** START **
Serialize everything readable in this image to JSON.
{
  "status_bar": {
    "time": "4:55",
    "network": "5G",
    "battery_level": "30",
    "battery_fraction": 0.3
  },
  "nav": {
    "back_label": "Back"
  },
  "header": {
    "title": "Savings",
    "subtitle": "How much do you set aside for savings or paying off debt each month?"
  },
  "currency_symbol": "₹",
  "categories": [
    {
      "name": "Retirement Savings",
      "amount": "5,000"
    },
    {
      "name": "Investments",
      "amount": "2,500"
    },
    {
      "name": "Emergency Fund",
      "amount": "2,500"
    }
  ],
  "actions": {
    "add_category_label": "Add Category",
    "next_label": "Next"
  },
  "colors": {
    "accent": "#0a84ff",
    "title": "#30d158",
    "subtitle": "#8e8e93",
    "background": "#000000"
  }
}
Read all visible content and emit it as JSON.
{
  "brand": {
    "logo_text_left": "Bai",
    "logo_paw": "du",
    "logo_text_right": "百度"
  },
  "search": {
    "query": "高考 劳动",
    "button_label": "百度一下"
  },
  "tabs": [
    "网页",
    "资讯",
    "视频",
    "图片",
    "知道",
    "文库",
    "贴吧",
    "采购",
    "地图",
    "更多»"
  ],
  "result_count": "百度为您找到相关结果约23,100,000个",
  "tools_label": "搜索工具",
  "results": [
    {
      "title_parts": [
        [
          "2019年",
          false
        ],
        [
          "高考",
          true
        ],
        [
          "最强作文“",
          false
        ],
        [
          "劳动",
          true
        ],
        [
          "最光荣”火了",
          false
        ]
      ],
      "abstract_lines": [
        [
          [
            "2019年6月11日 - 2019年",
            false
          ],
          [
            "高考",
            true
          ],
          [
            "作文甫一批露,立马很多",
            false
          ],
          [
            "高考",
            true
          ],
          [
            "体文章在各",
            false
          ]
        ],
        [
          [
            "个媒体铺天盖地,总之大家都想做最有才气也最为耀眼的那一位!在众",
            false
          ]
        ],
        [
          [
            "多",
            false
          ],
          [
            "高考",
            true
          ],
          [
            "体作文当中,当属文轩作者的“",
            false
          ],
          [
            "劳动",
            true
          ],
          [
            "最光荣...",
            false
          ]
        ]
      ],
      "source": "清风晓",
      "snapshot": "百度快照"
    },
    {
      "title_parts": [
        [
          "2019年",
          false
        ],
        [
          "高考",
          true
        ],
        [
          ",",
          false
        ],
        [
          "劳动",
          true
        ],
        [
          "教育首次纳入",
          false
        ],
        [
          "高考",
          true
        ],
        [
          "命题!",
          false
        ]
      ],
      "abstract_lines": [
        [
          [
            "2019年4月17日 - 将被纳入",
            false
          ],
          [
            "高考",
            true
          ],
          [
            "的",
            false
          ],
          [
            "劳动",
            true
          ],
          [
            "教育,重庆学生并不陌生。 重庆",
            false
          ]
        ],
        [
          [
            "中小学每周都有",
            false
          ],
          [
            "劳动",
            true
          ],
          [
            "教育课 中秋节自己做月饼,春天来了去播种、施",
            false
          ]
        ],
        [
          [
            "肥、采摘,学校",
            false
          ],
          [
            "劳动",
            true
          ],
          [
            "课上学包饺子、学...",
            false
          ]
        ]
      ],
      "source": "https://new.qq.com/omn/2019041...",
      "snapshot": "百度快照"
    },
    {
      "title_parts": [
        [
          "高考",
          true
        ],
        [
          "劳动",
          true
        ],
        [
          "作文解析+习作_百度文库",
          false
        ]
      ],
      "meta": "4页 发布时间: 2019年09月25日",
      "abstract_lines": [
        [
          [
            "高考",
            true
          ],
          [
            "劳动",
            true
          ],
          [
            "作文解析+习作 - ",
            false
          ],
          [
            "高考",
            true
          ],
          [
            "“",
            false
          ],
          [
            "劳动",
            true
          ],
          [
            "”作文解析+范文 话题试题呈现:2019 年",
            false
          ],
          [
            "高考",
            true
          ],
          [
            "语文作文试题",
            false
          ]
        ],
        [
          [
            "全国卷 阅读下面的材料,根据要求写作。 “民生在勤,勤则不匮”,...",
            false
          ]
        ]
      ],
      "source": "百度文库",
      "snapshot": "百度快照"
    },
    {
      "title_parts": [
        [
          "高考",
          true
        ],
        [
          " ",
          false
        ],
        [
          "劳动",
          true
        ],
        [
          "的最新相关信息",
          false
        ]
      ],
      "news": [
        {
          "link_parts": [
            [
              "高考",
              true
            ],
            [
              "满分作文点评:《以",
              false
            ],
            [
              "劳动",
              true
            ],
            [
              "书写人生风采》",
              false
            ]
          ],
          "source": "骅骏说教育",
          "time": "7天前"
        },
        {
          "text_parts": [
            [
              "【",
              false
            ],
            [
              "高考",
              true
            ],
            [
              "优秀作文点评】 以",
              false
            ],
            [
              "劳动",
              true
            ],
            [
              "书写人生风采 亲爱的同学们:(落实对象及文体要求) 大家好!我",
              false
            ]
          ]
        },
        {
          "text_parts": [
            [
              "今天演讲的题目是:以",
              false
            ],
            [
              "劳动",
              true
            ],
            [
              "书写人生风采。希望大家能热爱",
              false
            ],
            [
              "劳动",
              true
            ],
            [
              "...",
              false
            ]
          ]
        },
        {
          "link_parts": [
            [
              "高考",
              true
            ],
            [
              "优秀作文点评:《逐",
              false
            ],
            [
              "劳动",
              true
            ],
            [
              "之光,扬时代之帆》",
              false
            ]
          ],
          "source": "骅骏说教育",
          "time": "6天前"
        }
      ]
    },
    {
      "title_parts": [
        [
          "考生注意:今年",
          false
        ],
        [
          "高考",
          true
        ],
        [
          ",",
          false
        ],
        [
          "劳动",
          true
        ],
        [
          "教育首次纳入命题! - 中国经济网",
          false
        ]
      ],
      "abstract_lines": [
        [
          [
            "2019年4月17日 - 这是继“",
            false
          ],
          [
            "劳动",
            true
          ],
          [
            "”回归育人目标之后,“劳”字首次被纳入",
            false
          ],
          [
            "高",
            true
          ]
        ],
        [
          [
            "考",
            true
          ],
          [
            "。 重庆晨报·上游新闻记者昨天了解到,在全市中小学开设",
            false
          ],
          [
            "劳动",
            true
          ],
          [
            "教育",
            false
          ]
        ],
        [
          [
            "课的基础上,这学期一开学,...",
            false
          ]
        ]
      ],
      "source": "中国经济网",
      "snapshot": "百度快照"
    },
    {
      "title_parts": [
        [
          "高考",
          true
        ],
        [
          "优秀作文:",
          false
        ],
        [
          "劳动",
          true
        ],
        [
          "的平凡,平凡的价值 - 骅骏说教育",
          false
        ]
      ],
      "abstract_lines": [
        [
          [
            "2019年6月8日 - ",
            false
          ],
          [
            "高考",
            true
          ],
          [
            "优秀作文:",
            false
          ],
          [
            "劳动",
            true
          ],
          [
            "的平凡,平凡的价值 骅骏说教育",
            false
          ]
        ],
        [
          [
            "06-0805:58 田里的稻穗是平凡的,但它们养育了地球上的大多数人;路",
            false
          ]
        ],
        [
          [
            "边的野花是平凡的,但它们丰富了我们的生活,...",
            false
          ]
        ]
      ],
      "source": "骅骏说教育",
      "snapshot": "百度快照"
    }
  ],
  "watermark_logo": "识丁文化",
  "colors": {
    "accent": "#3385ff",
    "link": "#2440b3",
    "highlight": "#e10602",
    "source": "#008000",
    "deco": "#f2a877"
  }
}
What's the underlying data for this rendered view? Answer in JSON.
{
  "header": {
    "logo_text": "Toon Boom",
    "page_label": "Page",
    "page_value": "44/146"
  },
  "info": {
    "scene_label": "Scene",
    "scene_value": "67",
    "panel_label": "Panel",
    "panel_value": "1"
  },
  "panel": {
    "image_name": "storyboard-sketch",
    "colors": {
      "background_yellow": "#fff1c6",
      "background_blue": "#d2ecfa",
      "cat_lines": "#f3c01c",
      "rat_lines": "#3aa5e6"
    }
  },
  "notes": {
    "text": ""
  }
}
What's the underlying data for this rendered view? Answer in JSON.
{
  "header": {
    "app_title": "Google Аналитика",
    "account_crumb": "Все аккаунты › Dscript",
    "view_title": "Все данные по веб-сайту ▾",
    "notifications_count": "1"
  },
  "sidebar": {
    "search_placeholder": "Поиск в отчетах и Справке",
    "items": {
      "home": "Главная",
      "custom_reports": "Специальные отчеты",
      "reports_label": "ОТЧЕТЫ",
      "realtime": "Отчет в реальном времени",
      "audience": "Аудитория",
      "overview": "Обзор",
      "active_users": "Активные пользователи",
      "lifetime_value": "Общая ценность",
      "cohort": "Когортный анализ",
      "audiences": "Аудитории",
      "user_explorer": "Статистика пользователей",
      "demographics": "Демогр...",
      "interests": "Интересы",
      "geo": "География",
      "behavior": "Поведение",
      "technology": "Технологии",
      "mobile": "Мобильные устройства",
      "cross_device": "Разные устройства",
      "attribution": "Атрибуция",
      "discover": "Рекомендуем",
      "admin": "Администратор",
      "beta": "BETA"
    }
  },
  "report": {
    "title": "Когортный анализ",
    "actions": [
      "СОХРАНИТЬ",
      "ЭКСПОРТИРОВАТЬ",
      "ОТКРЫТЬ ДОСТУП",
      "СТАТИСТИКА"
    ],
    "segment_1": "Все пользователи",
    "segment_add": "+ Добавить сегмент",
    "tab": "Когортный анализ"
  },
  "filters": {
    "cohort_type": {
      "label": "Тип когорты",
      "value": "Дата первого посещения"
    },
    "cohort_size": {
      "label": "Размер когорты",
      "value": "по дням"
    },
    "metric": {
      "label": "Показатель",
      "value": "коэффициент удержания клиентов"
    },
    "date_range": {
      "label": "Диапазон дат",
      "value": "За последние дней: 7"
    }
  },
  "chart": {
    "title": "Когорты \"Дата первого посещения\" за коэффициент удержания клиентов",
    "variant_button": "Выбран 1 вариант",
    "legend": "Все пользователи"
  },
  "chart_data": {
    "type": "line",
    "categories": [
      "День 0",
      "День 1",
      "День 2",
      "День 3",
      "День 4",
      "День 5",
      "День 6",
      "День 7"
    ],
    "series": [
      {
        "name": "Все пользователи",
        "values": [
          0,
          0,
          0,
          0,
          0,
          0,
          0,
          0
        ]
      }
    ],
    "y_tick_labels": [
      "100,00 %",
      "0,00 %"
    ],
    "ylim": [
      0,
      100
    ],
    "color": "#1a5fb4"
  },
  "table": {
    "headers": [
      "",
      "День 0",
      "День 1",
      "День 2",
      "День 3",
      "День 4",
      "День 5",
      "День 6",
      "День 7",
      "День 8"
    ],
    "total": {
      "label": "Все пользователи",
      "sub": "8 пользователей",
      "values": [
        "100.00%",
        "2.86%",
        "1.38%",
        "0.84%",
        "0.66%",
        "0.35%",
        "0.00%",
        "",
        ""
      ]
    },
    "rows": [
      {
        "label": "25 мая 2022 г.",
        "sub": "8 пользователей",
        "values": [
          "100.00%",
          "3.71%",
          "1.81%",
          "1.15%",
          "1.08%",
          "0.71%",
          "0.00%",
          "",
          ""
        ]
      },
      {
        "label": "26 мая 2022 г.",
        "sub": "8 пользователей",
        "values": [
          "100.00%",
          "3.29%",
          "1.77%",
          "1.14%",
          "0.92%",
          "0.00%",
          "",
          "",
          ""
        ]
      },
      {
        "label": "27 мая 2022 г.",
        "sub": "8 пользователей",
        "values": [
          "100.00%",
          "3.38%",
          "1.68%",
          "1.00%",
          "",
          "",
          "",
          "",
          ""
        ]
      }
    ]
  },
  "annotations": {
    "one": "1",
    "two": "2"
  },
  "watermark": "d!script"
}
** END **
◆ Objective ◆
Each line that holds the string "Когортный" counts once; give the total and nothing else.

◆ Answer to this task ◆
3